§ **What to produce**:
Skip any picture you find and retype all the remaining lines exactly.

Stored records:

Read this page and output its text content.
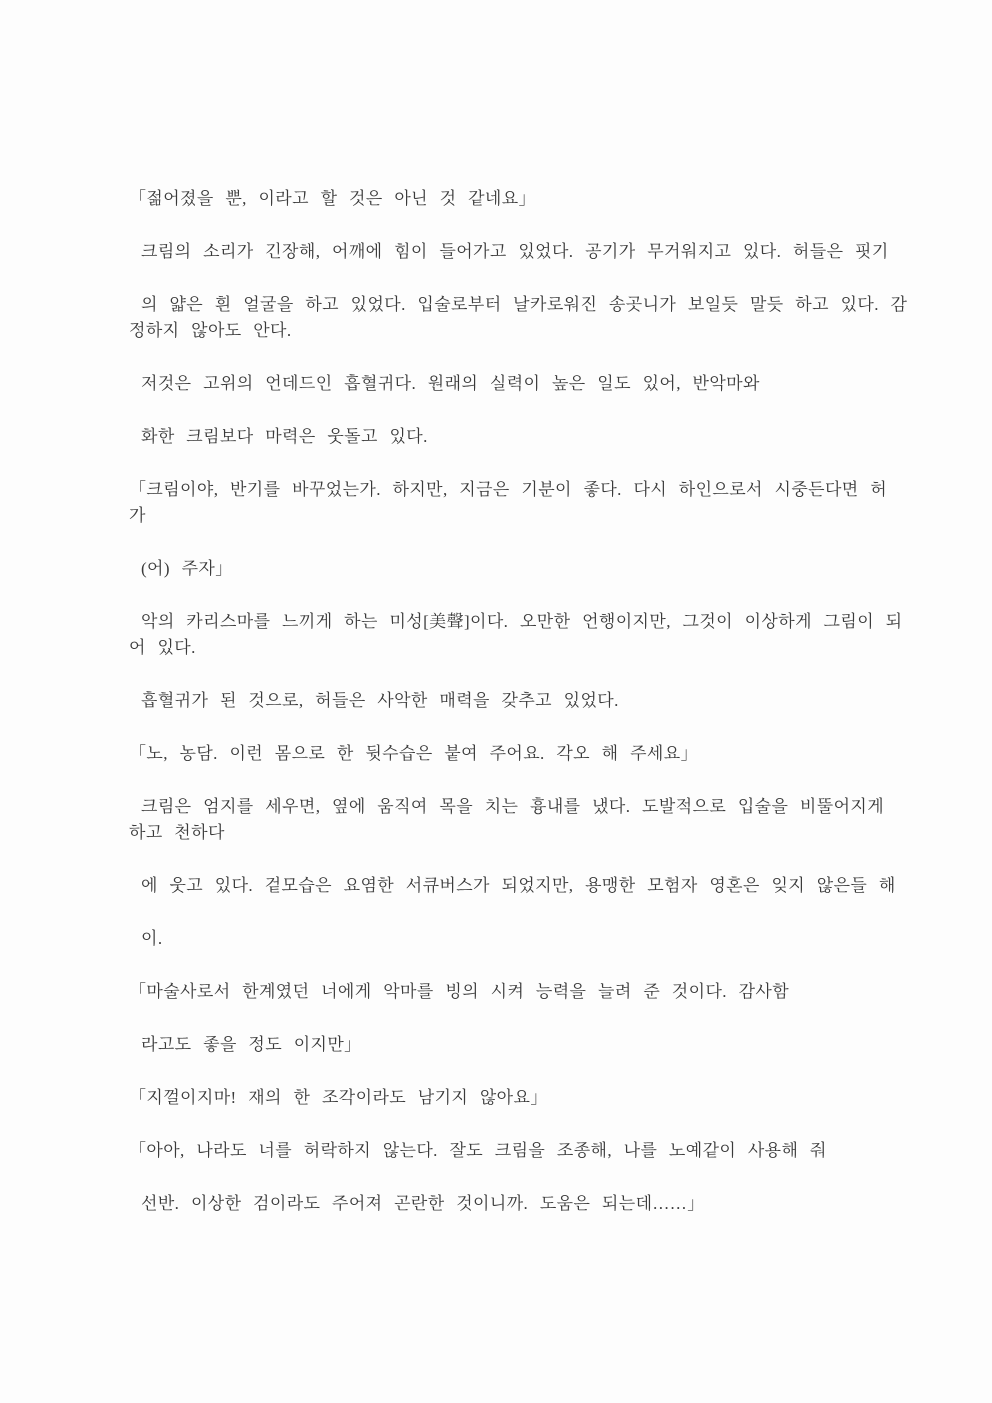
「젊어졌을 뿐, 이라고 할 것은 아닌 것 같네요」

크림의 소리가 긴장해, 어깨에 힘이 들어가고 있었다. 공기가 무거워지고 있다. 허들은 핏기

의 얇은 흰 얼굴을 하고 있었다. 입술로부터 날카로워진 송곳니가 보일듯 말듯 하고 있다. 감

정하지 않아도 안다.

저것은 고위의 언데드인 흡혈귀다. 원래의 실력이 높은 일도 있어, 반악마와

화한 크림보다 마력은 웃돌고 있다.

「크림이야, 반기를 바꾸었는가. 하지만, 지금은 기분이 좋다. 다시 하인으로서 시중든다면 허

가

(어) 주자」

악의 카리스마를 느끼게 하는 미성[美聲]이다. 오만한 언행이지만, 그것이 이상하게 그림이 되

어 있다.

흡혈귀가 된 것으로, 허들은 사악한 매력을 갖추고 있었다.

「노, 농담. 이런 몸으로 한 뒷수습은 붙여 주어요. 각오 해 주세요」

크림은 엄지를 세우면, 옆에 움직여 목을 치는 흉내를 냈다. 도발적으로 입술을 비뚤어지게

하고 천하다

에 웃고 있다. 겉모습은 요염한 서큐버스가 되었지만, 용맹한 모험자 영혼은 잊지 않은들 해

이.

「마술사로서 한계였던 너에게 악마를 빙의 시켜 능력을 늘려 준 것이다. 감사함

라고도 좋을 정도 이지만」

「지껄이지마! 재의 한 조각이라도 남기지 않아요」

「아아, 나라도 너를 허락하지 않는다. 잘도 크림을 조종해, 나를 노예같이 사용해 줘

선반. 이상한 검이라도 주어져 곤란한 것이니까. 도움은 되는데……」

§ **Answer to the problem**:
Read this page and output its text content.
「젊어졌을 뿐, 이라고 할 것은 아닌 것 같네요」

크림의 소리가 긴장해, 어깨에 힘이 들어가고 있었다. 공기가 무거워지고 있다. 허들은 핏기

의 얇은 흰 얼굴을 하고 있었다. 입술로부터 날카로워진 송곳니가 보일듯 말듯 하고 있다. 감

정하지 않아도 안다.

저것은 고위의 언데드인 흡혈귀다. 원래의 실력이 높은 일도 있어, 반악마와

화한 크림보다 마력은 웃돌고 있다.

「크림이야, 반기를 바꾸었는가. 하지만, 지금은 기분이 좋다. 다시 하인으로서 시중든다면 허

가

(어) 주자」

악의 카리스마를 느끼게 하는 미성[美聲]이다. 오만한 언행이지만, 그것이 이상하게 그림이 되

어 있다.

흡혈귀가 된 것으로, 허들은 사악한 매력을 갖추고 있었다.

「노, 농담. 이런 몸으로 한 뒷수습은 붙여 주어요. 각오 해 주세요」

크림은 엄지를 세우면, 옆에 움직여 목을 치는 흉내를 냈다. 도발적으로 입술을 비뚤어지게

하고 천하다

에 웃고 있다. 겉모습은 요염한 서큐버스가 되었지만, 용맹한 모험자 영혼은 잊지 않은들 해

이.

「마술사로서 한계였던 너에게 악마를 빙의 시켜 능력을 늘려 준 것이다. 감사함

라고도 좋을 정도 이지만」

「지껄이지마! 재의 한 조각이라도 남기지 않아요」

「아아, 나라도 너를 허락하지 않는다. 잘도 크림을 조종해, 나를 노예같이 사용해 줘

선반. 이상한 검이라도 주어져 곤란한 것이니까. 도움은 되는데……」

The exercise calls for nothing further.